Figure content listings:
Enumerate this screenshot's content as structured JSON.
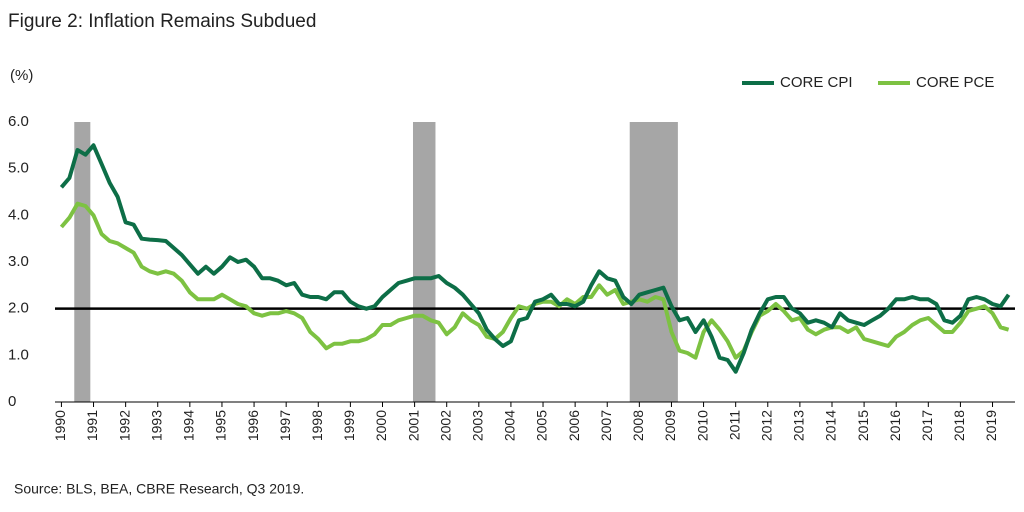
{
  "chart_data": {
    "type": "line",
    "title": "Figure 2: Inflation Remains Subdued",
    "y_label": "(%)",
    "source": "Source: BLS, BEA, CBRE Research, Q3 2019.",
    "x": [
      1990,
      1990.25,
      1990.5,
      1990.75,
      1991,
      1991.25,
      1991.5,
      1991.75,
      1992,
      1992.25,
      1992.5,
      1992.75,
      1993,
      1993.25,
      1993.5,
      1993.75,
      1994,
      1994.25,
      1994.5,
      1994.75,
      1995,
      1995.25,
      1995.5,
      1995.75,
      1996,
      1996.25,
      1996.5,
      1996.75,
      1997,
      1997.25,
      1997.5,
      1997.75,
      1998,
      1998.25,
      1998.5,
      1998.75,
      1999,
      1999.25,
      1999.5,
      1999.75,
      2000,
      2000.25,
      2000.5,
      2000.75,
      2001,
      2001.25,
      2001.5,
      2001.75,
      2002,
      2002.25,
      2002.5,
      2002.75,
      2003,
      2003.25,
      2003.5,
      2003.75,
      2004,
      2004.25,
      2004.5,
      2004.75,
      2005,
      2005.25,
      2005.5,
      2005.75,
      2006,
      2006.25,
      2006.5,
      2006.75,
      2007,
      2007.25,
      2007.5,
      2007.75,
      2008,
      2008.25,
      2008.5,
      2008.75,
      2009,
      2009.25,
      2009.5,
      2009.75,
      2010,
      2010.25,
      2010.5,
      2010.75,
      2011,
      2011.25,
      2011.5,
      2011.75,
      2012,
      2012.25,
      2012.5,
      2012.75,
      2013,
      2013.25,
      2013.5,
      2013.75,
      2014,
      2014.25,
      2014.5,
      2014.75,
      2015,
      2015.25,
      2015.5,
      2015.75,
      2016,
      2016.25,
      2016.5,
      2016.75,
      2017,
      2017.25,
      2017.5,
      2017.75,
      2018,
      2018.25,
      2018.5,
      2018.75,
      2019,
      2019.25,
      2019.5
    ],
    "series": [
      {
        "name": "CORE CPI",
        "color": "#0d6e47",
        "values": [
          4.6,
          4.8,
          5.4,
          5.3,
          5.5,
          5.1,
          4.7,
          4.4,
          3.85,
          3.8,
          3.5,
          3.48,
          3.47,
          3.45,
          3.3,
          3.15,
          2.95,
          2.75,
          2.9,
          2.75,
          2.9,
          3.1,
          3.0,
          3.05,
          2.9,
          2.65,
          2.65,
          2.6,
          2.5,
          2.55,
          2.3,
          2.25,
          2.25,
          2.2,
          2.35,
          2.35,
          2.15,
          2.05,
          2.0,
          2.05,
          2.25,
          2.4,
          2.55,
          2.6,
          2.65,
          2.65,
          2.65,
          2.7,
          2.55,
          2.45,
          2.3,
          2.1,
          1.9,
          1.55,
          1.35,
          1.2,
          1.3,
          1.75,
          1.8,
          2.15,
          2.2,
          2.3,
          2.1,
          2.1,
          2.05,
          2.15,
          2.5,
          2.8,
          2.65,
          2.6,
          2.25,
          2.1,
          2.3,
          2.35,
          2.4,
          2.45,
          2.05,
          1.75,
          1.8,
          1.5,
          1.75,
          1.4,
          0.95,
          0.9,
          0.65,
          1.05,
          1.55,
          1.9,
          2.2,
          2.25,
          2.25,
          2.0,
          1.9,
          1.7,
          1.75,
          1.7,
          1.6,
          1.9,
          1.75,
          1.7,
          1.65,
          1.75,
          1.85,
          2.0,
          2.2,
          2.2,
          2.25,
          2.2,
          2.2,
          2.1,
          1.75,
          1.7,
          1.85,
          2.2,
          2.25,
          2.2,
          2.1,
          2.05,
          2.3
        ]
      },
      {
        "name": "CORE PCE",
        "color": "#7dc242",
        "values": [
          3.75,
          3.95,
          4.25,
          4.2,
          4.0,
          3.6,
          3.45,
          3.4,
          3.3,
          3.2,
          2.9,
          2.8,
          2.75,
          2.8,
          2.75,
          2.6,
          2.35,
          2.2,
          2.2,
          2.2,
          2.3,
          2.2,
          2.1,
          2.05,
          1.9,
          1.85,
          1.9,
          1.9,
          1.95,
          1.9,
          1.8,
          1.5,
          1.35,
          1.15,
          1.25,
          1.25,
          1.3,
          1.3,
          1.35,
          1.45,
          1.65,
          1.65,
          1.75,
          1.8,
          1.85,
          1.85,
          1.75,
          1.7,
          1.45,
          1.6,
          1.9,
          1.75,
          1.65,
          1.4,
          1.35,
          1.5,
          1.8,
          2.05,
          2.0,
          2.1,
          2.15,
          2.15,
          2.05,
          2.2,
          2.1,
          2.25,
          2.25,
          2.5,
          2.3,
          2.4,
          2.1,
          2.15,
          2.2,
          2.15,
          2.25,
          2.2,
          1.5,
          1.1,
          1.05,
          0.95,
          1.5,
          1.75,
          1.55,
          1.3,
          0.95,
          1.1,
          1.5,
          1.85,
          1.95,
          2.1,
          1.95,
          1.75,
          1.8,
          1.55,
          1.45,
          1.55,
          1.6,
          1.6,
          1.5,
          1.6,
          1.35,
          1.3,
          1.25,
          1.2,
          1.4,
          1.5,
          1.65,
          1.75,
          1.8,
          1.65,
          1.5,
          1.5,
          1.7,
          1.95,
          2.0,
          2.05,
          1.9,
          1.6,
          1.55
        ]
      }
    ],
    "recessions": [
      [
        1990.4,
        1990.9
      ],
      [
        2000.95,
        2001.65
      ],
      [
        2007.7,
        2009.2
      ]
    ],
    "reference_line": 2,
    "xlim": [
      1989.8,
      2019.7
    ],
    "xticks": [
      1990,
      1991,
      1992,
      1993,
      1994,
      1995,
      1996,
      1997,
      1998,
      1999,
      2000,
      2001,
      2002,
      2003,
      2004,
      2005,
      2006,
      2007,
      2008,
      2009,
      2010,
      2011,
      2012,
      2013,
      2014,
      2015,
      2016,
      2017,
      2018,
      2019
    ],
    "ylim": [
      0,
      6
    ],
    "yticks": [
      0,
      {
        "value": 1,
        "label": "1.0"
      },
      {
        "value": 2,
        "label": "2.0"
      },
      {
        "value": 3,
        "label": "3.0"
      },
      {
        "value": 4,
        "label": "4.0"
      },
      {
        "value": 5,
        "label": "5.0"
      },
      {
        "value": 6,
        "label": "6.0"
      }
    ],
    "legend": "top-right"
  }
}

Exercise objective: Transcribe all the data word for word; the images stay out.

Task response:
Enumerate this screenshot's content as structured JSON.
{
  "chart_data": {
    "type": "line",
    "title": "Figure 2: Inflation Remains Subdued",
    "y_label": "(%)",
    "source": "Source: BLS, BEA, CBRE Research, Q3 2019.",
    "x": [
      1990,
      1990.25,
      1990.5,
      1990.75,
      1991,
      1991.25,
      1991.5,
      1991.75,
      1992,
      1992.25,
      1992.5,
      1992.75,
      1993,
      1993.25,
      1993.5,
      1993.75,
      1994,
      1994.25,
      1994.5,
      1994.75,
      1995,
      1995.25,
      1995.5,
      1995.75,
      1996,
      1996.25,
      1996.5,
      1996.75,
      1997,
      1997.25,
      1997.5,
      1997.75,
      1998,
      1998.25,
      1998.5,
      1998.75,
      1999,
      1999.25,
      1999.5,
      1999.75,
      2000,
      2000.25,
      2000.5,
      2000.75,
      2001,
      2001.25,
      2001.5,
      2001.75,
      2002,
      2002.25,
      2002.5,
      2002.75,
      2003,
      2003.25,
      2003.5,
      2003.75,
      2004,
      2004.25,
      2004.5,
      2004.75,
      2005,
      2005.25,
      2005.5,
      2005.75,
      2006,
      2006.25,
      2006.5,
      2006.75,
      2007,
      2007.25,
      2007.5,
      2007.75,
      2008,
      2008.25,
      2008.5,
      2008.75,
      2009,
      2009.25,
      2009.5,
      2009.75,
      2010,
      2010.25,
      2010.5,
      2010.75,
      2011,
      2011.25,
      2011.5,
      2011.75,
      2012,
      2012.25,
      2012.5,
      2012.75,
      2013,
      2013.25,
      2013.5,
      2013.75,
      2014,
      2014.25,
      2014.5,
      2014.75,
      2015,
      2015.25,
      2015.5,
      2015.75,
      2016,
      2016.25,
      2016.5,
      2016.75,
      2017,
      2017.25,
      2017.5,
      2017.75,
      2018,
      2018.25,
      2018.5,
      2018.75,
      2019,
      2019.25,
      2019.5
    ],
    "series": [
      {
        "name": "CORE CPI",
        "color": "#0d6e47",
        "values": [
          4.6,
          4.8,
          5.4,
          5.3,
          5.5,
          5.1,
          4.7,
          4.4,
          3.85,
          3.8,
          3.5,
          3.48,
          3.47,
          3.45,
          3.3,
          3.15,
          2.95,
          2.75,
          2.9,
          2.75,
          2.9,
          3.1,
          3.0,
          3.05,
          2.9,
          2.65,
          2.65,
          2.6,
          2.5,
          2.55,
          2.3,
          2.25,
          2.25,
          2.2,
          2.35,
          2.35,
          2.15,
          2.05,
          2.0,
          2.05,
          2.25,
          2.4,
          2.55,
          2.6,
          2.65,
          2.65,
          2.65,
          2.7,
          2.55,
          2.45,
          2.3,
          2.1,
          1.9,
          1.55,
          1.35,
          1.2,
          1.3,
          1.75,
          1.8,
          2.15,
          2.2,
          2.3,
          2.1,
          2.1,
          2.05,
          2.15,
          2.5,
          2.8,
          2.65,
          2.6,
          2.25,
          2.1,
          2.3,
          2.35,
          2.4,
          2.45,
          2.05,
          1.75,
          1.8,
          1.5,
          1.75,
          1.4,
          0.95,
          0.9,
          0.65,
          1.05,
          1.55,
          1.9,
          2.2,
          2.25,
          2.25,
          2.0,
          1.9,
          1.7,
          1.75,
          1.7,
          1.6,
          1.9,
          1.75,
          1.7,
          1.65,
          1.75,
          1.85,
          2.0,
          2.2,
          2.2,
          2.25,
          2.2,
          2.2,
          2.1,
          1.75,
          1.7,
          1.85,
          2.2,
          2.25,
          2.2,
          2.1,
          2.05,
          2.3
        ]
      },
      {
        "name": "CORE PCE",
        "color": "#7dc242",
        "values": [
          3.75,
          3.95,
          4.25,
          4.2,
          4.0,
          3.6,
          3.45,
          3.4,
          3.3,
          3.2,
          2.9,
          2.8,
          2.75,
          2.8,
          2.75,
          2.6,
          2.35,
          2.2,
          2.2,
          2.2,
          2.3,
          2.2,
          2.1,
          2.05,
          1.9,
          1.85,
          1.9,
          1.9,
          1.95,
          1.9,
          1.8,
          1.5,
          1.35,
          1.15,
          1.25,
          1.25,
          1.3,
          1.3,
          1.35,
          1.45,
          1.65,
          1.65,
          1.75,
          1.8,
          1.85,
          1.85,
          1.75,
          1.7,
          1.45,
          1.6,
          1.9,
          1.75,
          1.65,
          1.4,
          1.35,
          1.5,
          1.8,
          2.05,
          2.0,
          2.1,
          2.15,
          2.15,
          2.05,
          2.2,
          2.1,
          2.25,
          2.25,
          2.5,
          2.3,
          2.4,
          2.1,
          2.15,
          2.2,
          2.15,
          2.25,
          2.2,
          1.5,
          1.1,
          1.05,
          0.95,
          1.5,
          1.75,
          1.55,
          1.3,
          0.95,
          1.1,
          1.5,
          1.85,
          1.95,
          2.1,
          1.95,
          1.75,
          1.8,
          1.55,
          1.45,
          1.55,
          1.6,
          1.6,
          1.5,
          1.6,
          1.35,
          1.3,
          1.25,
          1.2,
          1.4,
          1.5,
          1.65,
          1.75,
          1.8,
          1.65,
          1.5,
          1.5,
          1.7,
          1.95,
          2.0,
          2.05,
          1.9,
          1.6,
          1.55
        ]
      }
    ],
    "recessions": [
      [
        1990.4,
        1990.9
      ],
      [
        2000.95,
        2001.65
      ],
      [
        2007.7,
        2009.2
      ]
    ],
    "reference_line": 2,
    "xlim": [
      1989.8,
      2019.7
    ],
    "xticks": [
      1990,
      1991,
      1992,
      1993,
      1994,
      1995,
      1996,
      1997,
      1998,
      1999,
      2000,
      2001,
      2002,
      2003,
      2004,
      2005,
      2006,
      2007,
      2008,
      2009,
      2010,
      2011,
      2012,
      2013,
      2014,
      2015,
      2016,
      2017,
      2018,
      2019
    ],
    "ylim": [
      0,
      6
    ],
    "yticks": [
      0,
      {
        "value": 1,
        "label": "1.0"
      },
      {
        "value": 2,
        "label": "2.0"
      },
      {
        "value": 3,
        "label": "3.0"
      },
      {
        "value": 4,
        "label": "4.0"
      },
      {
        "value": 5,
        "label": "5.0"
      },
      {
        "value": 6,
        "label": "6.0"
      }
    ],
    "legend": "top-right"
  }
}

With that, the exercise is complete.